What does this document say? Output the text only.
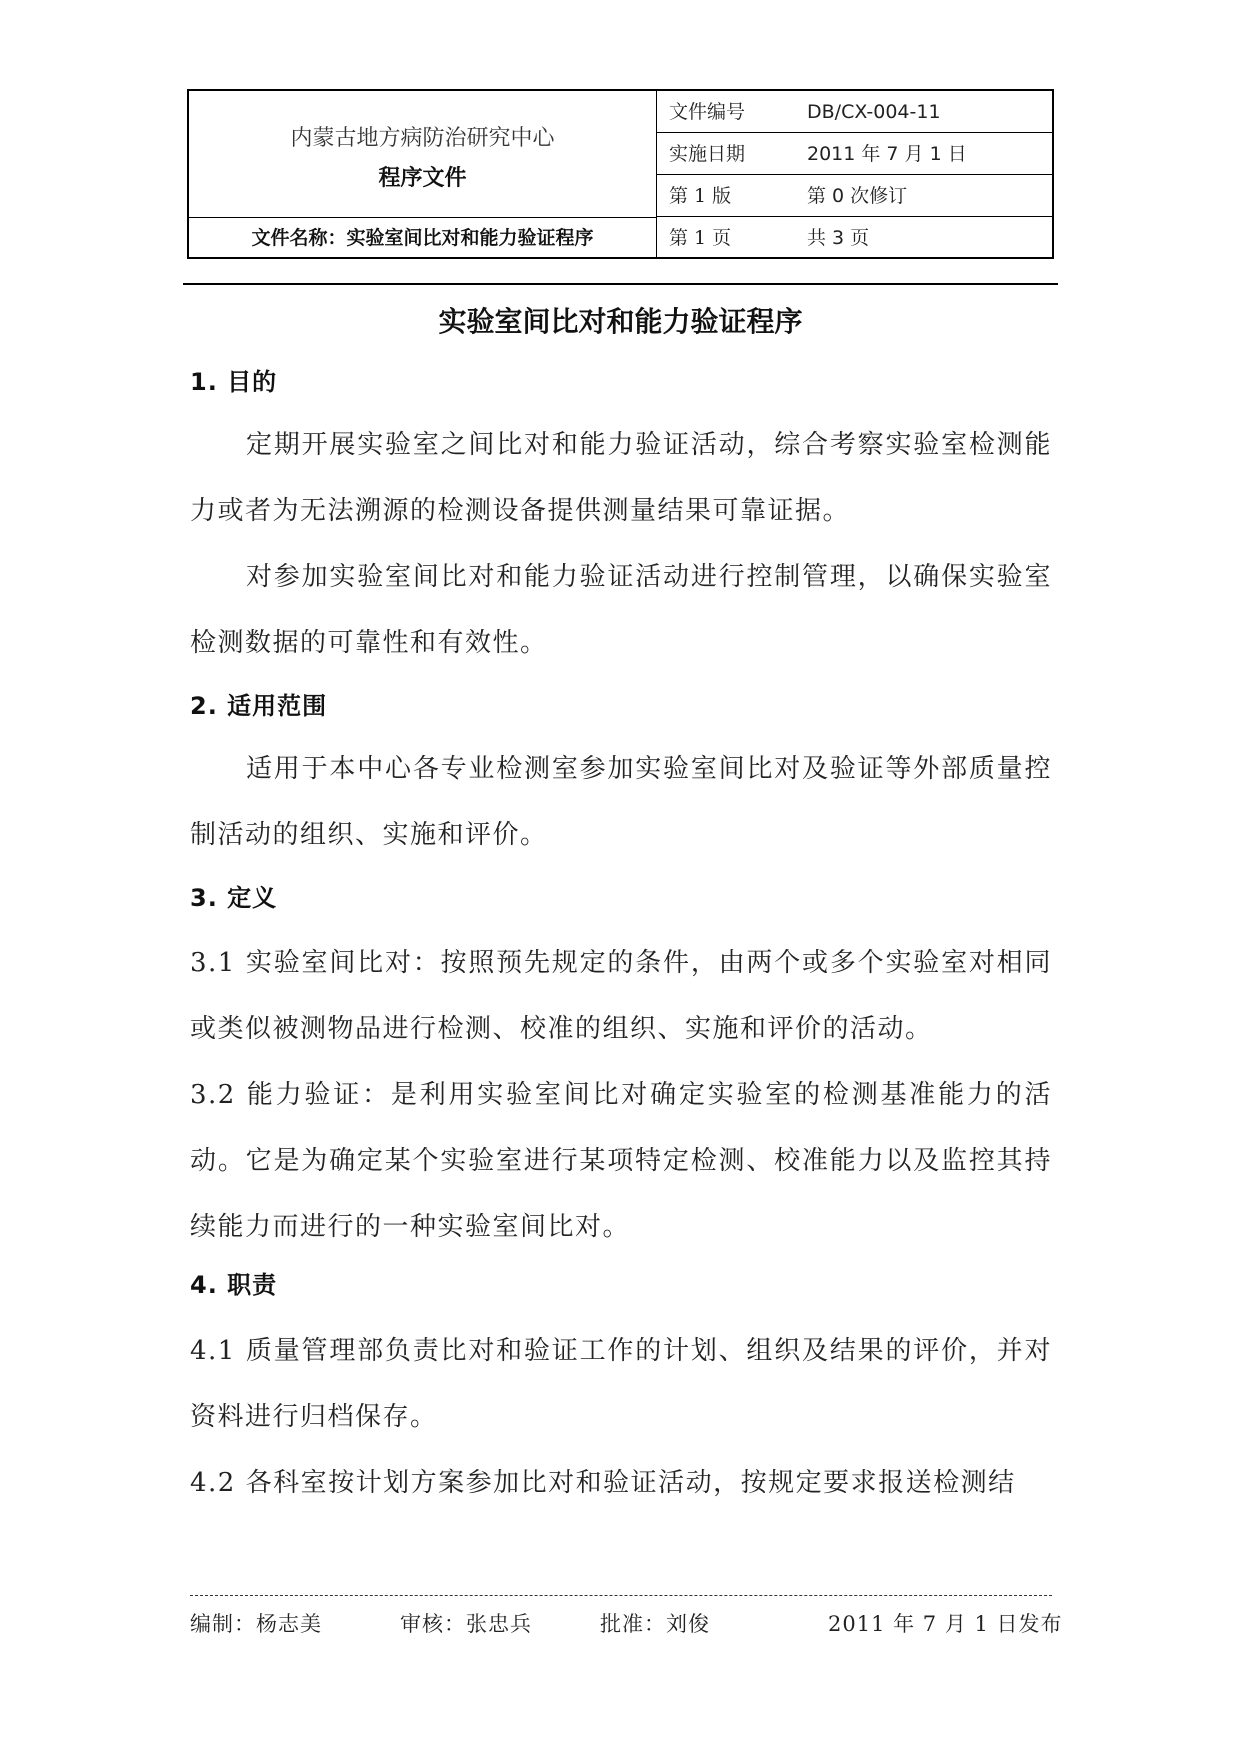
内蒙古地方病防治研究中心
程序文件
文件名称：实验室间比对和能力验证程序
文件编号	DB/CX-004-11
实施日期	2011 年 7 月 1 日
第 1 版	第 0 次修订
第 1 页	共 3 页
实验室间比对和能力验证程序
1. 目的
定期开展实验室之间比对和能力验证活动，综合考察实验室检测能力或者为无法溯源的检测设备提供测量结果可靠证据。
对参加实验室间比对和能力验证活动进行控制管理，以确保实验室检测数据的可靠性和有效性。
2. 适用范围
适用于本中心各专业检测室参加实验室间比对及验证等外部质量控制活动的组织、实施和评价。
3. 定义
3.1 实验室间比对：按照预先规定的条件，由两个或多个实验室对相同或类似被测物品进行检测、校准的组织、实施和评价的活动。
3.2 能力验证：是利用实验室间比对确定实验室的检测基准能力的活动。它是为确定某个实验室进行某项特定检测、校准能力以及监控其持续能力而进行的一种实验室间比对。
4. 职责
4.1 质量管理部负责比对和验证工作的计划、组织及结果的评价，并对资料进行归档保存。
4.2 各科室按计划方案参加比对和验证活动，按规定要求报送检测结
编制：杨志美	审核：张忠兵	批准：刘俊	2011 年 7 月 1 日发布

**PROBLEM DESCRIPTION**. Reproduce each entry verbatim, excluding any embedded images.

**TASK ANSWER**.
What does this document say? Output the text only.
内蒙古地方病防治研究中心
程序文件
文件名称：实验室间比对和能力验证程序
文件编号	DB/CX-004-11
实施日期	2011 年 7 月 1 日
第 1 版	第 0 次修订
第 1 页	共 3 页
实验室间比对和能力验证程序
1. 目的
定期开展实验室之间比对和能力验证活动，综合考察实验室检测能力或者为无法溯源的检测设备提供测量结果可靠证据。
对参加实验室间比对和能力验证活动进行控制管理，以确保实验室检测数据的可靠性和有效性。
2. 适用范围
适用于本中心各专业检测室参加实验室间比对及验证等外部质量控制活动的组织、实施和评价。
3. 定义
3.1 实验室间比对：按照预先规定的条件，由两个或多个实验室对相同或类似被测物品进行检测、校准的组织、实施和评价的活动。
3.2 能力验证：是利用实验室间比对确定实验室的检测基准能力的活动。它是为确定某个实验室进行某项特定检测、校准能力以及监控其持续能力而进行的一种实验室间比对。
4. 职责
4.1 质量管理部负责比对和验证工作的计划、组织及结果的评价，并对资料进行归档保存。
4.2 各科室按计划方案参加比对和验证活动，按规定要求报送检测结
编制：杨志美	审核：张忠兵	批准：刘俊	2011 年 7 月 1 日发布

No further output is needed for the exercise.